> **SET PROBLEM**:
Could you output each line of the data that follows exactly?

↓↓↓

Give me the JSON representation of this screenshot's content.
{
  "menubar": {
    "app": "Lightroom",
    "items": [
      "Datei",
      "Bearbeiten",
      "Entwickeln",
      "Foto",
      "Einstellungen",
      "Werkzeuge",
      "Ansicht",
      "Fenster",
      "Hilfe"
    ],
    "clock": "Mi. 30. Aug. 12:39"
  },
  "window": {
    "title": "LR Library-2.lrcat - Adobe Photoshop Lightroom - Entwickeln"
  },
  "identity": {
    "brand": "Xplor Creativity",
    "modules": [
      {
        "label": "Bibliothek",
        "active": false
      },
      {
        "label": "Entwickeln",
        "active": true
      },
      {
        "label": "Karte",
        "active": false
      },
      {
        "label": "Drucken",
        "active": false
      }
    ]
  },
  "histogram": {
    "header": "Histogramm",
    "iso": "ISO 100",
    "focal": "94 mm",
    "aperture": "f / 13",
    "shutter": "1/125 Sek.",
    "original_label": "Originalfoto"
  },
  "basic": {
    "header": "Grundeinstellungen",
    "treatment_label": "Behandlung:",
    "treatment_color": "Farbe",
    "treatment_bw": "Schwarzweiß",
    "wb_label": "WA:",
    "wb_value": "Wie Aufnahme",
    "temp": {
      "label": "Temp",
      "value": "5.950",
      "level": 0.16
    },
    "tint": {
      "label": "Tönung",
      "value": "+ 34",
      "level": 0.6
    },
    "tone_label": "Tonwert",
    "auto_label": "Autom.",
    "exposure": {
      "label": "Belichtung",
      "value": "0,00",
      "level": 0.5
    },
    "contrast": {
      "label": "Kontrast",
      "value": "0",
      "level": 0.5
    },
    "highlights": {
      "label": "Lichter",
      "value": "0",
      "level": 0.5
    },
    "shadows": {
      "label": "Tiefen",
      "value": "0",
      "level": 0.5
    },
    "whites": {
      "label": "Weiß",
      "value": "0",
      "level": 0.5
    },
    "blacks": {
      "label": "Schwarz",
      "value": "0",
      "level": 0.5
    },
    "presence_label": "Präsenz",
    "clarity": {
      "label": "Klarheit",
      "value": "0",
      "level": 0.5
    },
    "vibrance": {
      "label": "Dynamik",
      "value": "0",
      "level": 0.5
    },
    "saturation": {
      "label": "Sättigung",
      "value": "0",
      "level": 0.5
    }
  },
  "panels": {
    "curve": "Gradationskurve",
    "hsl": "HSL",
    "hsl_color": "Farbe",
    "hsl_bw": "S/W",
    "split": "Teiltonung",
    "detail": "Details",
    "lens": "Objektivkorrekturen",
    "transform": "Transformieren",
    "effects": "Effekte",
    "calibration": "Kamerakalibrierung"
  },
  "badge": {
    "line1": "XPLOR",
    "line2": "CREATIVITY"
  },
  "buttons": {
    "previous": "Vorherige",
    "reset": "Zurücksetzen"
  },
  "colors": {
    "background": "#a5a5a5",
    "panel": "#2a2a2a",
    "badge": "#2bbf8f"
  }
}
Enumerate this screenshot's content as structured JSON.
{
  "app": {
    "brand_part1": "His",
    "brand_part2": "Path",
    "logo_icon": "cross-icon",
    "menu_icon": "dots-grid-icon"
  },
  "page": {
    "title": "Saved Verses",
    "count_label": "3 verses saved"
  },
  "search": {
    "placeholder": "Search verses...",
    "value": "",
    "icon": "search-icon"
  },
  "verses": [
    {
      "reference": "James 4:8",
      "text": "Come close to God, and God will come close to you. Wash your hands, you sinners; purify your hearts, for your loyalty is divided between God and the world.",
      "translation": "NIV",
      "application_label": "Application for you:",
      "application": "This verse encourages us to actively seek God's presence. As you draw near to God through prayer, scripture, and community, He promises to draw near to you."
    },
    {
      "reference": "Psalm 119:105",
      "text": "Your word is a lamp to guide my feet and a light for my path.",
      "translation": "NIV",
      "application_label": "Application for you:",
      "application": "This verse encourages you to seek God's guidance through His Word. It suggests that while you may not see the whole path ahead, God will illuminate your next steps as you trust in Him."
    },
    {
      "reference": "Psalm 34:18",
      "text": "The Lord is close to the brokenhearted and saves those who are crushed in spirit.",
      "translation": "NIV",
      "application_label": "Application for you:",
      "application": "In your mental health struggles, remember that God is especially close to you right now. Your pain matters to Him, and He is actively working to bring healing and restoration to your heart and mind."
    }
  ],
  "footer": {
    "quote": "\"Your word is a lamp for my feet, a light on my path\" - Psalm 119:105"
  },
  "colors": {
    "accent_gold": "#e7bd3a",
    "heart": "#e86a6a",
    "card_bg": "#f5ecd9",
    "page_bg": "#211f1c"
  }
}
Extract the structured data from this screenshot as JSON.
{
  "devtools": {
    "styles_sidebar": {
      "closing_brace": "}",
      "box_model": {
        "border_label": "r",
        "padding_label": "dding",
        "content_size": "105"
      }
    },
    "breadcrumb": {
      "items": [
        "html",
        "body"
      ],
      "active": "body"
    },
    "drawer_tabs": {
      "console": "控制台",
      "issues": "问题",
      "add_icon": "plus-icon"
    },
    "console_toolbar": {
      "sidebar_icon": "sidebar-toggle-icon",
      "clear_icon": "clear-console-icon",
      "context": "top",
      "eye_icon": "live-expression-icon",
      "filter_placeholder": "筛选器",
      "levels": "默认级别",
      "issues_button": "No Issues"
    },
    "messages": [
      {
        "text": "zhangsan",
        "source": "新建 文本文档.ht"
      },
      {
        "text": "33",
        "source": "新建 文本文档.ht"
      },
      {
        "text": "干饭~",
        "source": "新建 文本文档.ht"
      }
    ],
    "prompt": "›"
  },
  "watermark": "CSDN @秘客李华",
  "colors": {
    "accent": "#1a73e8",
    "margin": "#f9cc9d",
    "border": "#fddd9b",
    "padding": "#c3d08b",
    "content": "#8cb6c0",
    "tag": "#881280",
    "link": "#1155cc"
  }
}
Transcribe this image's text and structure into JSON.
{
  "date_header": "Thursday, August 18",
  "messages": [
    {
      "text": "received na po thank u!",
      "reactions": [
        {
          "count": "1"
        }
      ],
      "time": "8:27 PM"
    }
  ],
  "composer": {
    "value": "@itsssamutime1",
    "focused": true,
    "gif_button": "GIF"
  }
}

↑↑↑

> **REPLY TO THE EXERCISE**:
Give me the JSON representation of this screenshot's content.
{
  "menubar": {
    "app": "Lightroom",
    "items": [
      "Datei",
      "Bearbeiten",
      "Entwickeln",
      "Foto",
      "Einstellungen",
      "Werkzeuge",
      "Ansicht",
      "Fenster",
      "Hilfe"
    ],
    "clock": "Mi. 30. Aug. 12:39"
  },
  "window": {
    "title": "LR Library-2.lrcat - Adobe Photoshop Lightroom - Entwickeln"
  },
  "identity": {
    "brand": "Xplor Creativity",
    "modules": [
      {
        "label": "Bibliothek",
        "active": false
      },
      {
        "label": "Entwickeln",
        "active": true
      },
      {
        "label": "Karte",
        "active": false
      },
      {
        "label": "Drucken",
        "active": false
      }
    ]
  },
  "histogram": {
    "header": "Histogramm",
    "iso": "ISO 100",
    "focal": "94 mm",
    "aperture": "f / 13",
    "shutter": "1/125 Sek.",
    "original_label": "Originalfoto"
  },
  "basic": {
    "header": "Grundeinstellungen",
    "treatment_label": "Behandlung:",
    "treatment_color": "Farbe",
    "treatment_bw": "Schwarzweiß",
    "wb_label": "WA:",
    "wb_value": "Wie Aufnahme",
    "temp": {
      "label": "Temp",
      "value": "5.950",
      "level": 0.16
    },
    "tint": {
      "label": "Tönung",
      "value": "+ 34",
      "level": 0.6
    },
    "tone_label": "Tonwert",
    "auto_label": "Autom.",
    "exposure": {
      "label": "Belichtung",
      "value": "0,00",
      "level": 0.5
    },
    "contrast": {
      "label": "Kontrast",
      "value": "0",
      "level": 0.5
    },
    "highlights": {
      "label": "Lichter",
      "value": "0",
      "level": 0.5
    },
    "shadows": {
      "label": "Tiefen",
      "value": "0",
      "level": 0.5
    },
    "whites": {
      "label": "Weiß",
      "value": "0",
      "level": 0.5
    },
    "blacks": {
      "label": "Schwarz",
      "value": "0",
      "level": 0.5
    },
    "presence_label": "Präsenz",
    "clarity": {
      "label": "Klarheit",
      "value": "0",
      "level": 0.5
    },
    "vibrance": {
      "label": "Dynamik",
      "value": "0",
      "level": 0.5
    },
    "saturation": {
      "label": "Sättigung",
      "value": "0",
      "level": 0.5
    }
  },
  "panels": {
    "curve": "Gradationskurve",
    "hsl": "HSL",
    "hsl_color": "Farbe",
    "hsl_bw": "S/W",
    "split": "Teiltonung",
    "detail": "Details",
    "lens": "Objektivkorrekturen",
    "transform": "Transformieren",
    "effects": "Effekte",
    "calibration": "Kamerakalibrierung"
  },
  "badge": {
    "line1": "XPLOR",
    "line2": "CREATIVITY"
  },
  "buttons": {
    "previous": "Vorherige",
    "reset": "Zurücksetzen"
  },
  "colors": {
    "background": "#a5a5a5",
    "panel": "#2a2a2a",
    "badge": "#2bbf8f"
  }
}
Enumerate this screenshot's content as structured JSON.
{
  "app": {
    "brand_part1": "His",
    "brand_part2": "Path",
    "logo_icon": "cross-icon",
    "menu_icon": "dots-grid-icon"
  },
  "page": {
    "title": "Saved Verses",
    "count_label": "3 verses saved"
  },
  "search": {
    "placeholder": "Search verses...",
    "value": "",
    "icon": "search-icon"
  },
  "verses": [
    {
      "reference": "James 4:8",
      "text": "Come close to God, and God will come close to you. Wash your hands, you sinners; purify your hearts, for your loyalty is divided between God and the world.",
      "translation": "NIV",
      "application_label": "Application for you:",
      "application": "This verse encourages us to actively seek God's presence. As you draw near to God through prayer, scripture, and community, He promises to draw near to you."
    },
    {
      "reference": "Psalm 119:105",
      "text": "Your word is a lamp to guide my feet and a light for my path.",
      "translation": "NIV",
      "application_label": "Application for you:",
      "application": "This verse encourages you to seek God's guidance through His Word. It suggests that while you may not see the whole path ahead, God will illuminate your next steps as you trust in Him."
    },
    {
      "reference": "Psalm 34:18",
      "text": "The Lord is close to the brokenhearted and saves those who are crushed in spirit.",
      "translation": "NIV",
      "application_label": "Application for you:",
      "application": "In your mental health struggles, remember that God is especially close to you right now. Your pain matters to Him, and He is actively working to bring healing and restoration to your heart and mind."
    }
  ],
  "footer": {
    "quote": "\"Your word is a lamp for my feet, a light on my path\" - Psalm 119:105"
  },
  "colors": {
    "accent_gold": "#e7bd3a",
    "heart": "#e86a6a",
    "card_bg": "#f5ecd9",
    "page_bg": "#211f1c"
  }
}
Extract the structured data from this screenshot as JSON.
{
  "devtools": {
    "styles_sidebar": {
      "closing_brace": "}",
      "box_model": {
        "border_label": "r",
        "padding_label": "dding",
        "content_size": "105"
      }
    },
    "breadcrumb": {
      "items": [
        "html",
        "body"
      ],
      "active": "body"
    },
    "drawer_tabs": {
      "console": "控制台",
      "issues": "问题",
      "add_icon": "plus-icon"
    },
    "console_toolbar": {
      "sidebar_icon": "sidebar-toggle-icon",
      "clear_icon": "clear-console-icon",
      "context": "top",
      "eye_icon": "live-expression-icon",
      "filter_placeholder": "筛选器",
      "levels": "默认级别",
      "issues_button": "No Issues"
    },
    "messages": [
      {
        "text": "zhangsan",
        "source": "新建 文本文档.ht"
      },
      {
        "text": "33",
        "source": "新建 文本文档.ht"
      },
      {
        "text": "干饭~",
        "source": "新建 文本文档.ht"
      }
    ],
    "prompt": "›"
  },
  "watermark": "CSDN @秘客李华",
  "colors": {
    "accent": "#1a73e8",
    "margin": "#f9cc9d",
    "border": "#fddd9b",
    "padding": "#c3d08b",
    "content": "#8cb6c0",
    "tag": "#881280",
    "link": "#1155cc"
  }
}
Transcribe this image's text and structure into JSON.
{
  "date_header": "Thursday, August 18",
  "messages": [
    {
      "text": "received na po thank u!",
      "reactions": [
        {
          "count": "1"
        }
      ],
      "time": "8:27 PM"
    }
  ],
  "composer": {
    "value": "@itsssamutime1",
    "focused": true,
    "gif_button": "GIF"
  }
}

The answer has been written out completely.